Data for this task.
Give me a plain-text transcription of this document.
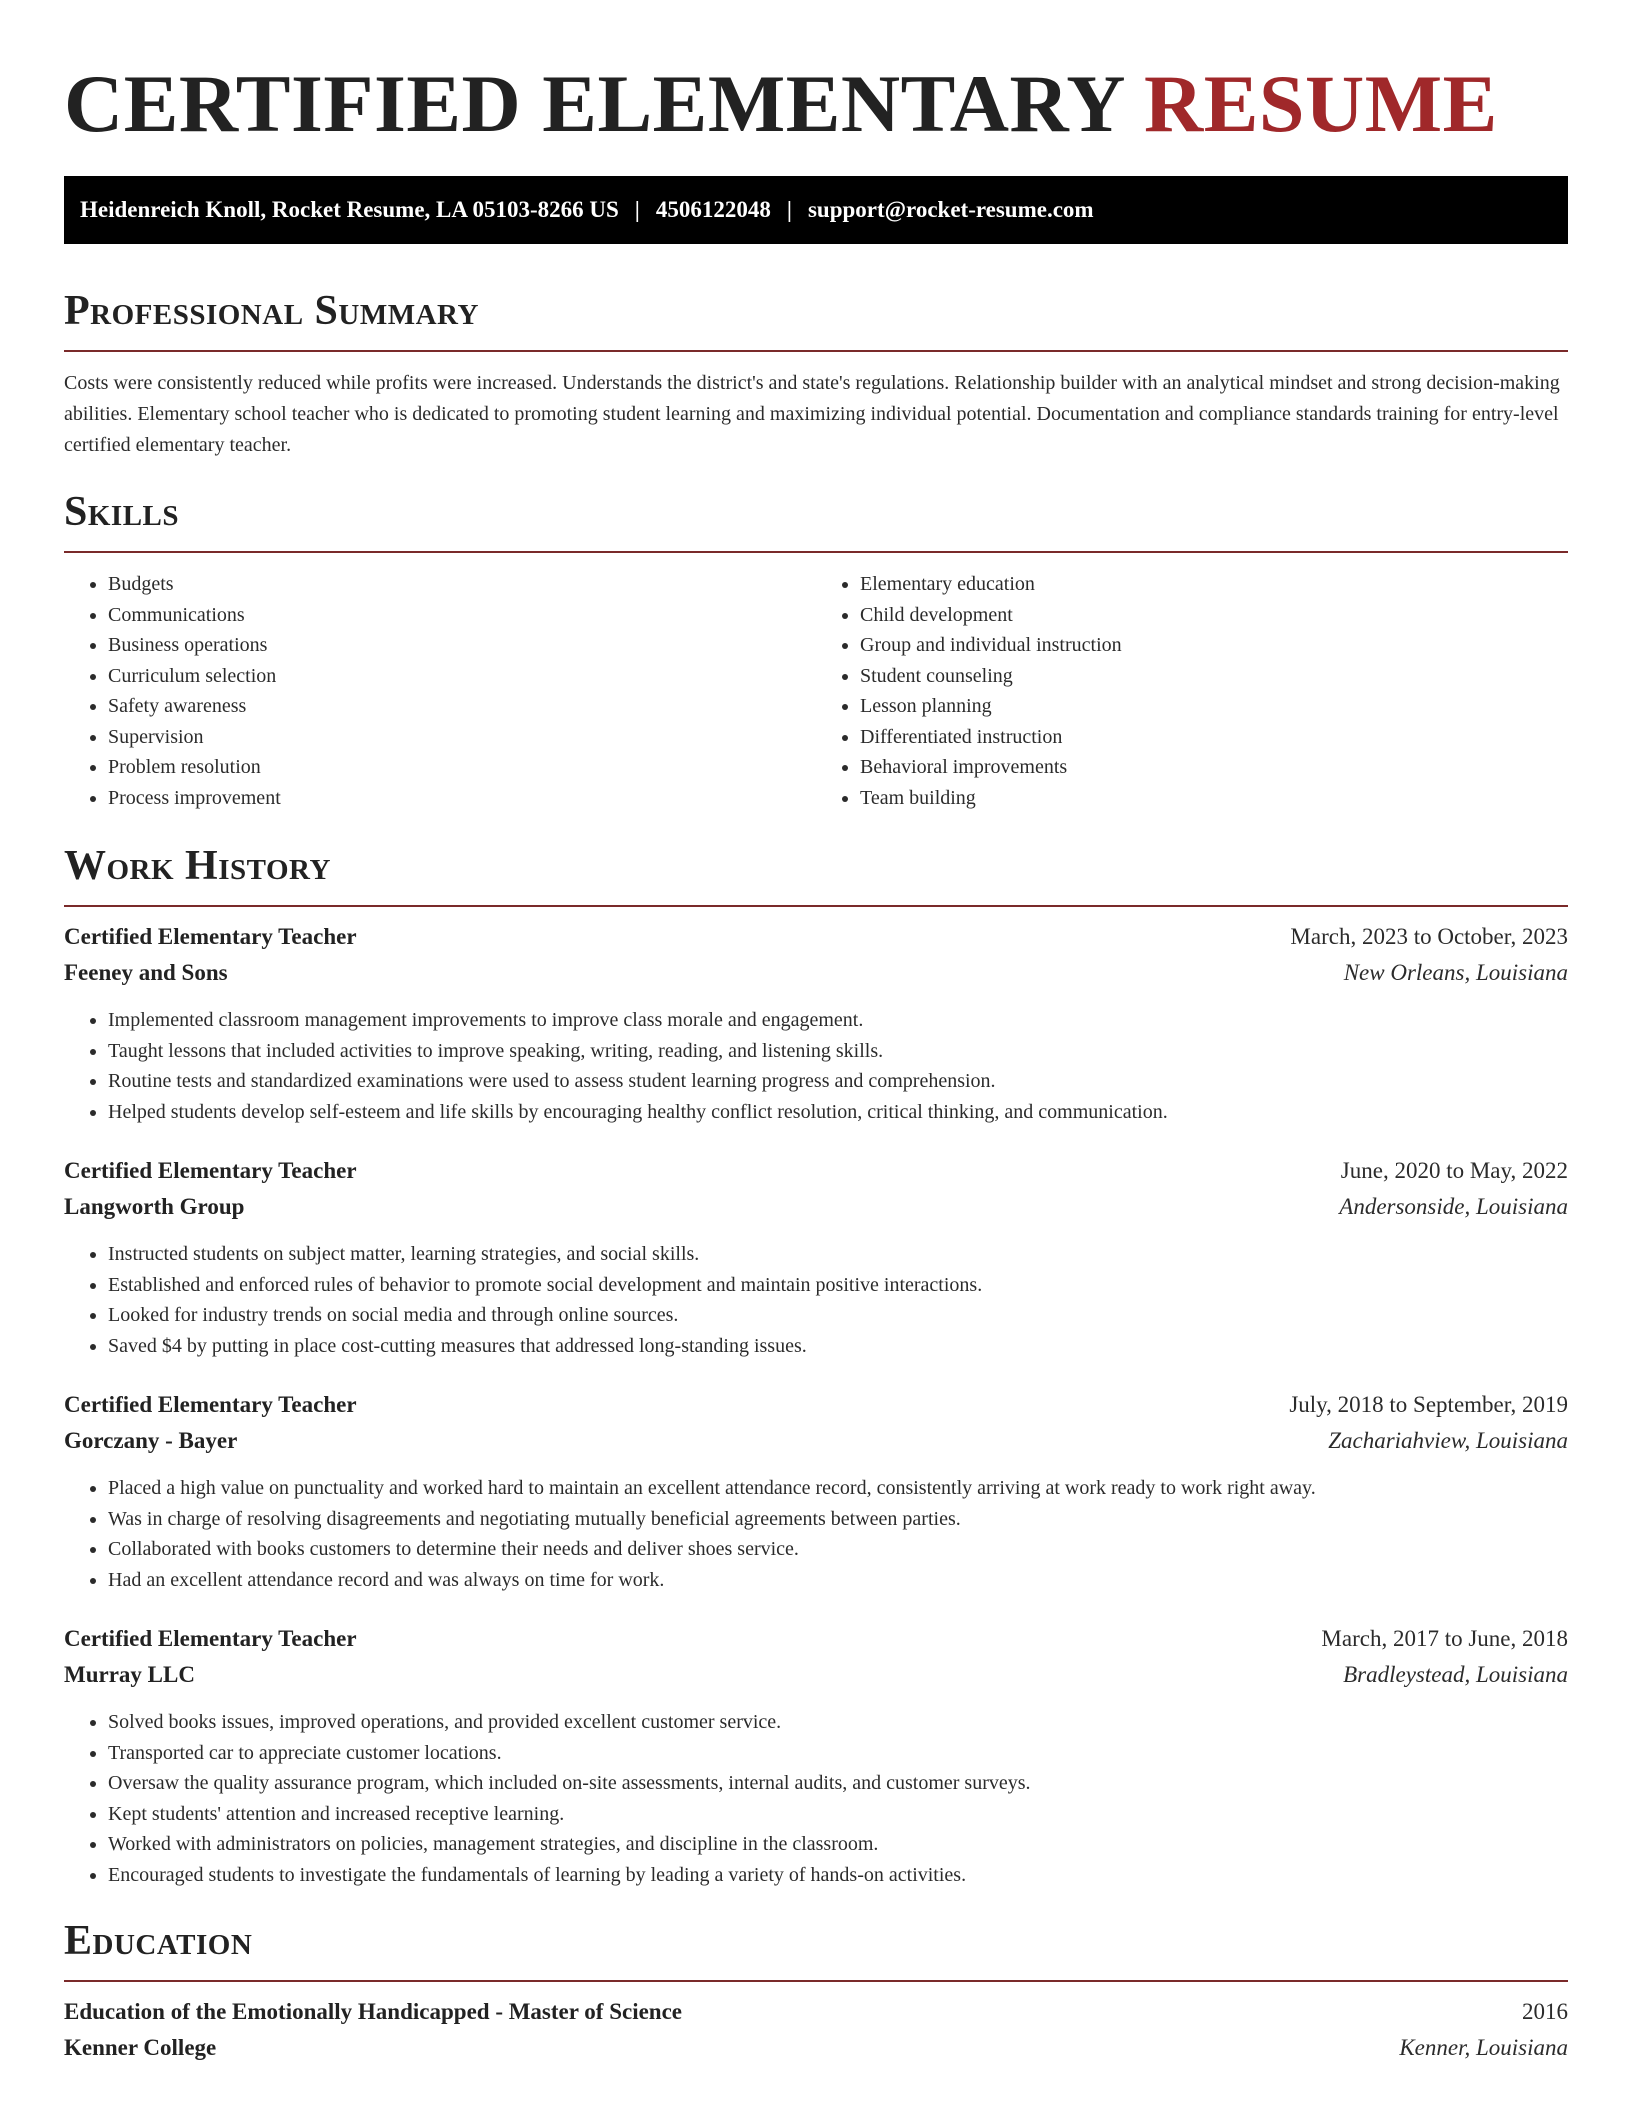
CERTIFIED ELEMENTARY RESUME
Heidenreich Knoll, Rocket Resume, LA 05103-8266 US | 4506122048 | support@rocket-resume.com
Professional Summary

Costs were consistently reduced while profits were increased. Understands the district's and state's regulations. Relationship builder with an analytical mindset and strong decision-making abilities. Elementary school teacher who is dedicated to promoting student learning and maximizing individual potential. Documentation and compliance standards training for entry-level certified elementary teacher.

Skills
• Budgets
• Communications
• Business operations
• Curriculum selection
• Safety awareness
• Supervision
• Problem resolution
• Process improvement
• Elementary education
• Child development
• Group and individual instruction
• Student counseling
• Lesson planning
• Differentiated instruction
• Behavioral improvements
• Team building
Work History
Certified Elementary Teacher	March, 2023 to October, 2023
Feeney and Sons	New Orleans, Louisiana
• Implemented classroom management improvements to improve class morale and engagement.
• Taught lessons that included activities to improve speaking, writing, reading, and listening skills.
• Routine tests and standardized examinations were used to assess student learning progress and comprehension.
• Helped students develop self-esteem and life skills by encouraging healthy conflict resolution, critical thinking, and communication.
Certified Elementary Teacher	June, 2020 to May, 2022
Langworth Group	Andersonside, Louisiana
• Instructed students on subject matter, learning strategies, and social skills.
• Established and enforced rules of behavior to promote social development and maintain positive interactions.
• Looked for industry trends on social media and through online sources.
• Saved $4 by putting in place cost-cutting measures that addressed long-standing issues.
Certified Elementary Teacher	July, 2018 to September, 2019
Gorczany - Bayer	Zachariahview, Louisiana
• Placed a high value on punctuality and worked hard to maintain an excellent attendance record, consistently arriving at work ready to work right away.
• Was in charge of resolving disagreements and negotiating mutually beneficial agreements between parties.
• Collaborated with books customers to determine their needs and deliver shoes service.
• Had an excellent attendance record and was always on time for work.
Certified Elementary Teacher	March, 2017 to June, 2018
Murray LLC	Bradleystead, Louisiana
• Solved books issues, improved operations, and provided excellent customer service.
• Transported car to appreciate customer locations.
• Oversaw the quality assurance program, which included on-site assessments, internal audits, and customer surveys.
• Kept students' attention and increased receptive learning.
• Worked with administrators on policies, management strategies, and discipline in the classroom.
• Encouraged students to investigate the fundamentals of learning by leading a variety of hands-on activities.
Education
Education of the Emotionally Handicapped - Master of Science	2016
Kenner College	Kenner, Louisiana
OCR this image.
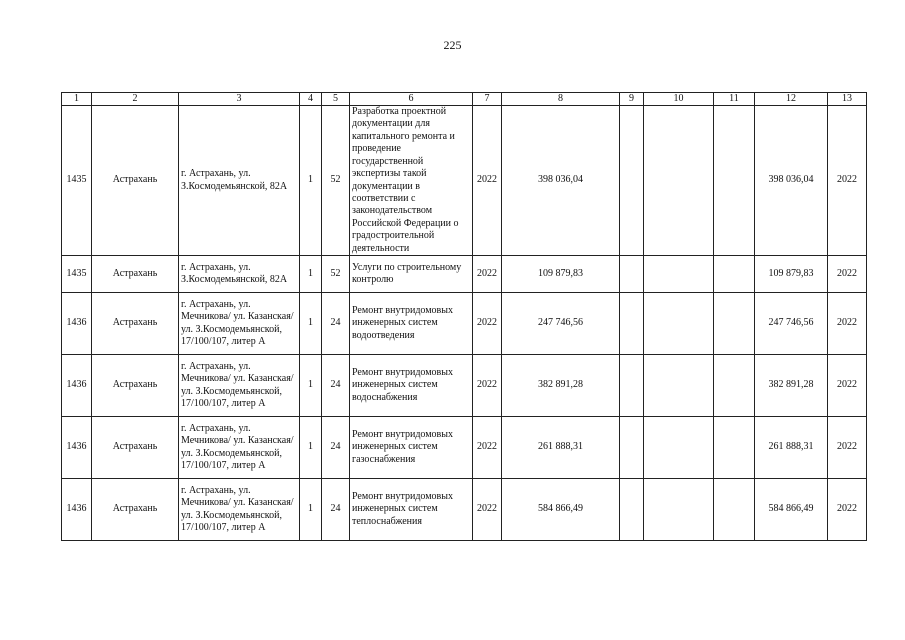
225
1	2	3	4	5	6	7	8	9	10	11	12	13
1435	Астрахань	г. Астрахань, ул. З.Космодемьянской, 82А	1	52	Разработка проектной документации для капитального ремонта и проведение государственной экспертизы такой документации в соответствии с законодательством Российской Федерации о градостроительной деятельности	2022	398 036,04				398 036,04	2022
1435	Астрахань	г. Астрахань, ул. З.Космодемьянской, 82А	1	52	Услуги по строительному контролю	2022	109 879,83				109 879,83	2022
1436	Астрахань	г. Астрахань, ул. Мечникова/ ул. Казанская/ ул. З.Космодемьянской, 17/100/107, литер А	1	24	Ремонт внутридомовых инженерных систем водоотведения	2022	247 746,56				247 746,56	2022
1436	Астрахань	г. Астрахань, ул. Мечникова/ ул. Казанская/ ул. З.Космодемьянской, 17/100/107, литер А	1	24	Ремонт внутридомовых инженерных систем водоснабжения	2022	382 891,28				382 891,28	2022
1436	Астрахань	г. Астрахань, ул. Мечникова/ ул. Казанская/ ул. З.Космодемьянской, 17/100/107, литер А	1	24	Ремонт внутридомовых инженерных систем газоснабжения	2022	261 888,31				261 888,31	2022
1436	Астрахань	г. Астрахань, ул. Мечникова/ ул. Казанская/ ул. З.Космодемьянской, 17/100/107, литер А	1	24	Ремонт внутридомовых инженерных систем теплоснабжения	2022	584 866,49				584 866,49	2022
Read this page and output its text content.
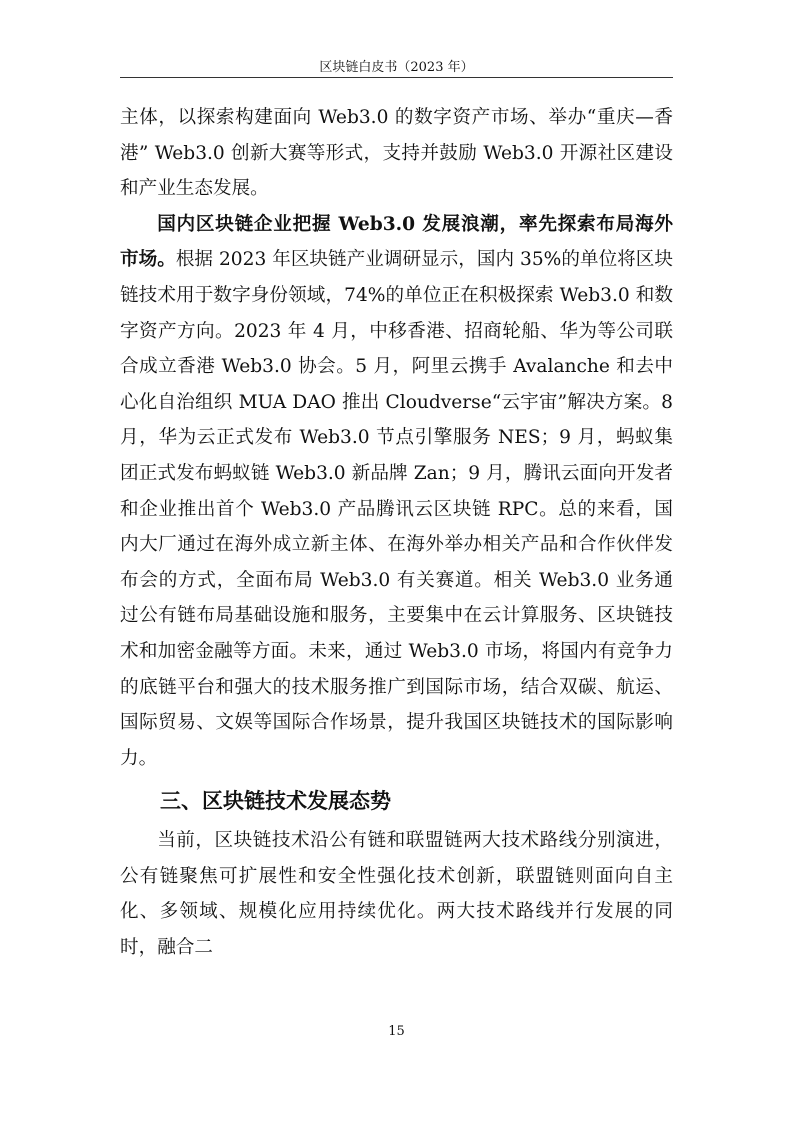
区块链白皮书（2023 年）

主体，以探索构建面向 Web3.0 的数字资产市场、举办“重庆—香港” Web3.0 创新大赛等形式，支持并鼓励 Web3.0 开源社区建设和产业生态发展。

国内区块链企业把握 Web3.0 发展浪潮，率先探索布局海外市场。根据 2023 年区块链产业调研显示，国内 35%的单位将区块链技术用于数字身份领域，74%的单位正在积极探索 Web3.0 和数字资产方向。2023 年 4 月，中移香港、招商轮船、华为等公司联合成立香港 Web3.0 协会。5 月，阿里云携手 Avalanche 和去中心化自治组织 MUA DAO 推出 Cloudverse“云宇宙”解决方案。8 月，华为云正式发布 Web3.0 节点引擎服务 NES；9 月，蚂蚁集团正式发布蚂蚁链 Web3.0 新品牌 Zan；9 月，腾讯云面向开发者和企业推出首个 Web3.0 产品腾讯云区块链 RPC。总的来看，国内大厂通过在海外成立新主体、在海外举办相关产品和合作伙伴发布会的方式，全面布局 Web3.0 有关赛道。相关 Web3.0 业务通过公有链布局基础设施和服务，主要集中在云计算服务、区块链技术和加密金融等方面。未来，通过 Web3.0 市场，将国内有竞争力的底链平台和强大的技术服务推广到国际市场，结合双碳、航运、国际贸易、文娱等国际合作场景，提升我国区块链技术的国际影响力。

三、区块链技术发展态势

当前，区块链技术沿公有链和联盟链两大技术路线分别演进，公有链聚焦可扩展性和安全性强化技术创新，联盟链则面向自主化、多领域、规模化应用持续优化。两大技术路线并行发展的同时，融合二

15
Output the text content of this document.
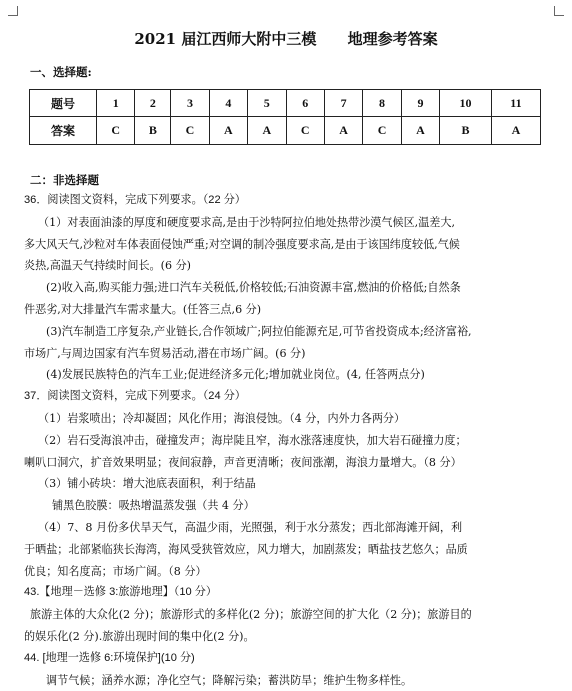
2021 届江西师大附中三模      地理参考答案
一、选择题:
题号	1	2	3	4	5	6	7	8	9	10	11
答案	C	B	C	A	A	C	A	C	A	B	A
二：非选择题

36．阅读图文资料，完成下列要求。（22 分）

（1）对表面油漆的厚度和硬度要求高,是由于沙特阿拉伯地处热带沙漠气候区,温差大,

多大风天气,沙粒对车体表面侵蚀严重;对空调的制冷强度要求高,是由于该国纬度较低,气候

炎热,高温天气持续时间长。(6 分)

(2)收入高,购买能力强;进口汽车关税低,价格较低;石油资源丰富,燃油的价格低;自然条

件恶劣,对大排量汽车需求量大。(任答三点,6 分)

(3)汽车制造工序复杂,产业链长,合作领域广;阿拉伯能源充足,可节省投资成本;经济富裕,

市场广,与周边国家有汽车贸易活动,潜在市场广阔。(6 分)

(4)发展民族特色的汽车工业;促进经济多元化;增加就业岗位。(4, 任答两点分)

37．阅读图文资料，完成下列要求。（24 分）

（1）岩浆喷出；冷却凝固；风化作用；海浪侵蚀。（4 分，内外力各两分）

（2）岩石受海浪冲击，碰撞发声；海岸陡且窄，海水涨落速度快，加大岩石碰撞力度；

喇叭口洞穴，扩音效果明显；夜间寂静，声音更清晰；夜间涨潮，海浪力量增大。（8 分）

（3）铺小砖块：增大池底表面积，利于结晶

铺黑色胶膜：吸热增温蒸发强（共 4 分）

（4）7、8 月份多伏旱天气，高温少雨，光照强，利于水分蒸发；西北部海滩开阔，利

于晒盐；北部紧临狭长海湾，海风受狭管效应，风力增大，加剧蒸发；晒盐技艺悠久；品质

优良；知名度高；市场广阔。（8 分）

43.【地理－选修 3:旅游地理】（10 分）

旅游主体的大众化(2 分)；旅游形式的多样化(2 分)；旅游空间的扩大化（2 分)；旅游目的

的娱乐化(2 分).旅游出现时间的集中化(2 分)。

44. [地理一选修 6:环境保护](10 分)

调节气候；涵养水源；净化空气；降解污染；蓄洪防旱；维护生物多样性。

Task prompt.
Tell how many lines in the material above include the word "that", giving the number only.

Answer.
2